• **Stated task**
Return the listing below exactly, with the pictures dropped.

• **Provided records**
────────────────

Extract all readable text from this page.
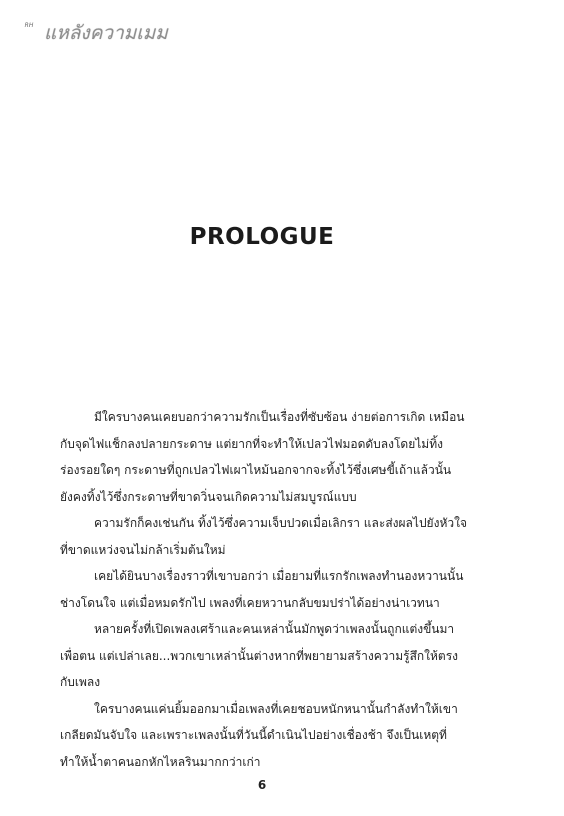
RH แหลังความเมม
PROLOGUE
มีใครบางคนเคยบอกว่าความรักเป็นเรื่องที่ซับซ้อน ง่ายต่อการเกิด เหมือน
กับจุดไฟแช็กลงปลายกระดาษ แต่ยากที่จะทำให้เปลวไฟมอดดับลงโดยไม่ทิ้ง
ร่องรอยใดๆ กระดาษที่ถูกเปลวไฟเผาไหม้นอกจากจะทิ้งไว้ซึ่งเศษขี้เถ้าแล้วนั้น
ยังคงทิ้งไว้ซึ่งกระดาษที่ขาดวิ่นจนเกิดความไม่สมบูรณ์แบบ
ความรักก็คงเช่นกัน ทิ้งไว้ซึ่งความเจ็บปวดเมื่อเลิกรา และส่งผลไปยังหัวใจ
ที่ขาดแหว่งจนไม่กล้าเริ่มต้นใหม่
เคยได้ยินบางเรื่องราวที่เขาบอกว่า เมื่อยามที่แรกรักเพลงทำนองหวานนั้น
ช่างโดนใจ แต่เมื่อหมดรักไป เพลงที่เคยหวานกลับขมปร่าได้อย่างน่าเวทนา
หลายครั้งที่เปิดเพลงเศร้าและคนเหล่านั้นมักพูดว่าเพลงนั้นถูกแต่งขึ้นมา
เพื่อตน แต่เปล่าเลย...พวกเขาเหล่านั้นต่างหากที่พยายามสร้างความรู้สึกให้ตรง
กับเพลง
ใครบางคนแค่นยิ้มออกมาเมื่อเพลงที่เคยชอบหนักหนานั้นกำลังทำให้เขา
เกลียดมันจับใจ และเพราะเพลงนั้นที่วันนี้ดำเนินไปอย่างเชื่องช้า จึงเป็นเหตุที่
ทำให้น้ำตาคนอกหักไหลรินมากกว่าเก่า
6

────────────────

• **In response**
Extract all readable text from this page.
RH แหลังความเมม
PROLOGUE
มีใครบางคนเคยบอกว่าความรักเป็นเรื่องที่ซับซ้อน ง่ายต่อการเกิด เหมือน
กับจุดไฟแช็กลงปลายกระดาษ แต่ยากที่จะทำให้เปลวไฟมอดดับลงโดยไม่ทิ้ง
ร่องรอยใดๆ กระดาษที่ถูกเปลวไฟเผาไหม้นอกจากจะทิ้งไว้ซึ่งเศษขี้เถ้าแล้วนั้น
ยังคงทิ้งไว้ซึ่งกระดาษที่ขาดวิ่นจนเกิดความไม่สมบูรณ์แบบ
ความรักก็คงเช่นกัน ทิ้งไว้ซึ่งความเจ็บปวดเมื่อเลิกรา และส่งผลไปยังหัวใจ
ที่ขาดแหว่งจนไม่กล้าเริ่มต้นใหม่
เคยได้ยินบางเรื่องราวที่เขาบอกว่า เมื่อยามที่แรกรักเพลงทำนองหวานนั้น
ช่างโดนใจ แต่เมื่อหมดรักไป เพลงที่เคยหวานกลับขมปร่าได้อย่างน่าเวทนา
หลายครั้งที่เปิดเพลงเศร้าและคนเหล่านั้นมักพูดว่าเพลงนั้นถูกแต่งขึ้นมา
เพื่อตน แต่เปล่าเลย...พวกเขาเหล่านั้นต่างหากที่พยายามสร้างความรู้สึกให้ตรง
กับเพลง
ใครบางคนแค่นยิ้มออกมาเมื่อเพลงที่เคยชอบหนักหนานั้นกำลังทำให้เขา
เกลียดมันจับใจ และเพราะเพลงนั้นที่วันนี้ดำเนินไปอย่างเชื่องช้า จึงเป็นเหตุที่
ทำให้น้ำตาคนอกหักไหลรินมากกว่าเก่า
6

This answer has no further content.